**Listed records:**
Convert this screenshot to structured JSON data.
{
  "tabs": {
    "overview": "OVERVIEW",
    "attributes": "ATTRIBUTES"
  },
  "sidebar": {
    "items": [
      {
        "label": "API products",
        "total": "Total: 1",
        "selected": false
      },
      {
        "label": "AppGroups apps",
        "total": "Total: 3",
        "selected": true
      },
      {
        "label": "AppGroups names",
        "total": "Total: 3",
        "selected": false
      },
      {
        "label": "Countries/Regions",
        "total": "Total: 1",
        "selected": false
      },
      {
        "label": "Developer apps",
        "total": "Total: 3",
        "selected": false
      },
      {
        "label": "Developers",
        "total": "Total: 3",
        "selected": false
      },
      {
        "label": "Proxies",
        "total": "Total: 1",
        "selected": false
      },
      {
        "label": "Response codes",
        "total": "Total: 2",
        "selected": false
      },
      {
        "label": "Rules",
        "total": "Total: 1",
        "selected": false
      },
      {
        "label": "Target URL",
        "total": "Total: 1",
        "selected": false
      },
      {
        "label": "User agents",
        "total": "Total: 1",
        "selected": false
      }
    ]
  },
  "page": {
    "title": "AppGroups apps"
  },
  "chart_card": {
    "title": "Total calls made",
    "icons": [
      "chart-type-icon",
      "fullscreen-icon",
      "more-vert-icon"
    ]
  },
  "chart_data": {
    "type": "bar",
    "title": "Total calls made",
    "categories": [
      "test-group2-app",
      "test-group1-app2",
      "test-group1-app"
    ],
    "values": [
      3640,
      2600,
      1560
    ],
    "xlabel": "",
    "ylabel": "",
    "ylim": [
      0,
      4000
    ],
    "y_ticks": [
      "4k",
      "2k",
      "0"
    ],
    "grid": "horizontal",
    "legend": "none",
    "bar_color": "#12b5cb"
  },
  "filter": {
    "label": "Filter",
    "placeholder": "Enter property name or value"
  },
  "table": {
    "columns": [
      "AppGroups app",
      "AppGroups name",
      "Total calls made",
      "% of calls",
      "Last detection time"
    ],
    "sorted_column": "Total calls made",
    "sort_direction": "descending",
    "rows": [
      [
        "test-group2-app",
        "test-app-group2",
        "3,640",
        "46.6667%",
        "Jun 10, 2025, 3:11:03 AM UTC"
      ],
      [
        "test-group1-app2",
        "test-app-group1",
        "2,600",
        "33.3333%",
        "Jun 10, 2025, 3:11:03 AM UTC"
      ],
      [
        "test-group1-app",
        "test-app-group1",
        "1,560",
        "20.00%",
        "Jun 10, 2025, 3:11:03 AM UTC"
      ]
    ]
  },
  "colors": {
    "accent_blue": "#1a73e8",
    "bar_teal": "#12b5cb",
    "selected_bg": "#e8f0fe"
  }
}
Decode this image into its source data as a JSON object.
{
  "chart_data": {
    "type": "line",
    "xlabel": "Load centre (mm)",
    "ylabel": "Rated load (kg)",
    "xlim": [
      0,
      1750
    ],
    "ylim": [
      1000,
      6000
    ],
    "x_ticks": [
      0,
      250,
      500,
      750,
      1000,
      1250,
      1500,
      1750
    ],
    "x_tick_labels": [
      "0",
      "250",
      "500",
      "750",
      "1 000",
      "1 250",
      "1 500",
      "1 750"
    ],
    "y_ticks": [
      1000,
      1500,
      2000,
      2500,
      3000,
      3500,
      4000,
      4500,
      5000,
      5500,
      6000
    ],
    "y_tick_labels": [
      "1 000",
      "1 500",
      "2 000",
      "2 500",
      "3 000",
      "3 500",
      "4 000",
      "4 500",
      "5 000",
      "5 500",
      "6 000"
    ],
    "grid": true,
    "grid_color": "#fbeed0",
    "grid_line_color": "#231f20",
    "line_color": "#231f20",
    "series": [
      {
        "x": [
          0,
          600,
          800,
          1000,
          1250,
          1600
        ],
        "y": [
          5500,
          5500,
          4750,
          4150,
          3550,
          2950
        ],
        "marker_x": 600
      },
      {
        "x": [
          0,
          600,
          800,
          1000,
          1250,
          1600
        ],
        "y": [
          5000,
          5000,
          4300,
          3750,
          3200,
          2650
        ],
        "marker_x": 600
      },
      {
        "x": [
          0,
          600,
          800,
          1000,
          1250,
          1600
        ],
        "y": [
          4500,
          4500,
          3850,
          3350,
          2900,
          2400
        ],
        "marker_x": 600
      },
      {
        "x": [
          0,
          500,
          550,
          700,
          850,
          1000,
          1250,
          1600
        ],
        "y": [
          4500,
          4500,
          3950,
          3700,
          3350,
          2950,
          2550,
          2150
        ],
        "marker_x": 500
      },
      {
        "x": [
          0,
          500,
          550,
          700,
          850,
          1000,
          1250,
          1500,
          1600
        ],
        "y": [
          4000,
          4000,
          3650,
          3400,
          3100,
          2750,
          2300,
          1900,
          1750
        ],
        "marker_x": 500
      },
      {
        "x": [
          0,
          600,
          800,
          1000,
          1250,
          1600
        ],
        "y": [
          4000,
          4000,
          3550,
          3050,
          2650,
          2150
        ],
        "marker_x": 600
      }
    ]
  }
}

**What you need to do:** Search the data for the string "this" and copy each line where it appears.

**Final result:**
Convert this screenshot to structured JSON data.
Decode this image into its source data as a JSON object.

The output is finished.